#### Extracted material
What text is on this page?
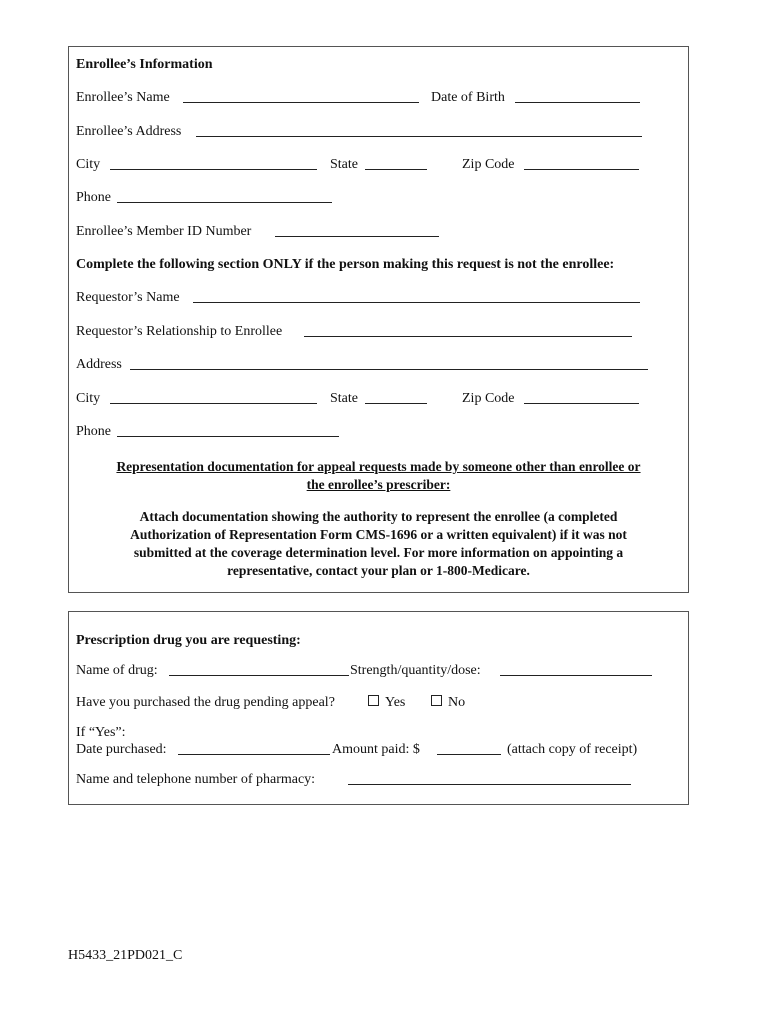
Enrollee’s Information
Enrollee’s Name	Date of Birth
Enrollee’s Address
City	State	Zip Code
Phone
Enrollee’s Member ID Number
Complete the following section ONLY if the person making this request is not the enrollee:
Requestor’s Name
Requestor’s Relationship to Enrollee
Address
City	State	Zip Code
Phone
Representation documentation for appeal requests made by someone other than enrollee or
the enrollee’s prescriber:
Attach documentation showing the authority to represent the enrollee (a completed
Authorization of Representation Form CMS-1696 or a written equivalent) if it was not
submitted at the coverage determination level. For more information on appointing a
representative, contact your plan or 1-800-Medicare.
Prescription drug you are requesting:
Name of drug:	Strength/quantity/dose:
Have you purchased the drug pending appeal?	Yes	No
If “Yes”:
Date purchased:	Amount paid: $	(attach copy of receipt)
Name and telephone number of pharmacy:
H5433_21PD021_C
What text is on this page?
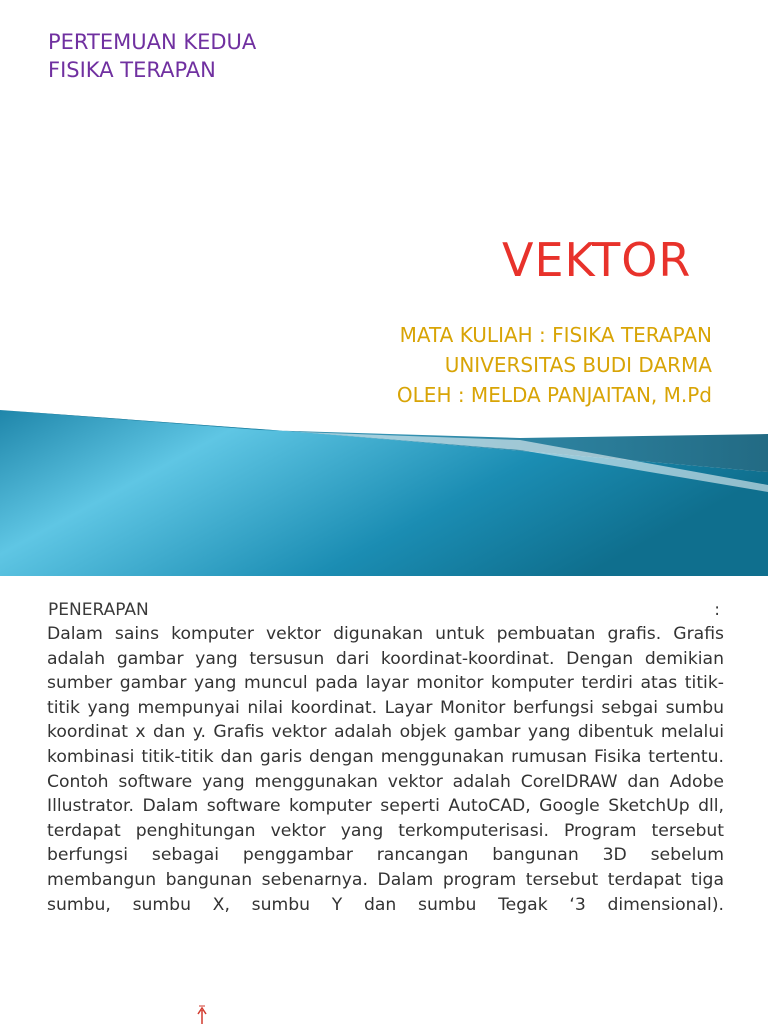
PERTEMUAN KEDUA
FISIKA TERAPAN
VEKTOR
MATA KULIAH : FISIKA TERAPAN
UNIVERSITAS BUDI DARMA
OLEH : MELDA PANJAITAN, M.Pd
PENERAPAN	:
Dalam sains komputer vektor digunakan untuk pembuatan grafis. Grafis adalah gambar yang tersusun dari koordinat-koordinat. Dengan demikian sumber gambar yang muncul pada layar monitor komputer terdiri atas titik-titik yang mempunyai nilai koordinat. Layar Monitor berfungsi sebgai sumbu koordinat x dan y. Grafis vektor adalah objek gambar yang dibentuk melalui kombinasi titik-titik dan garis dengan menggunakan rumusan Fisika tertentu. Contoh software yang menggunakan vektor adalah CorelDRAW dan Adobe Illustrator. Dalam software komputer seperti AutoCAD, Google SketchUp dll, terdapat penghitungan vektor yang terkomputerisasi. Program tersebut berfungsi sebagai penggambar rancangan bangunan 3D sebelum membangun bangunan sebenarnya. Dalam program tersebut terdapat tiga sumbu, sumbu X, sumbu Y dan sumbu Tegak ‘3 dimensional).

#### Exercise
Return each line among the entries that holds the word "appeal".

#### Task result
Representation documentation for appeal requests made by someone other than enrollee or
Have you purchased the drug pending appeal?	Yes	No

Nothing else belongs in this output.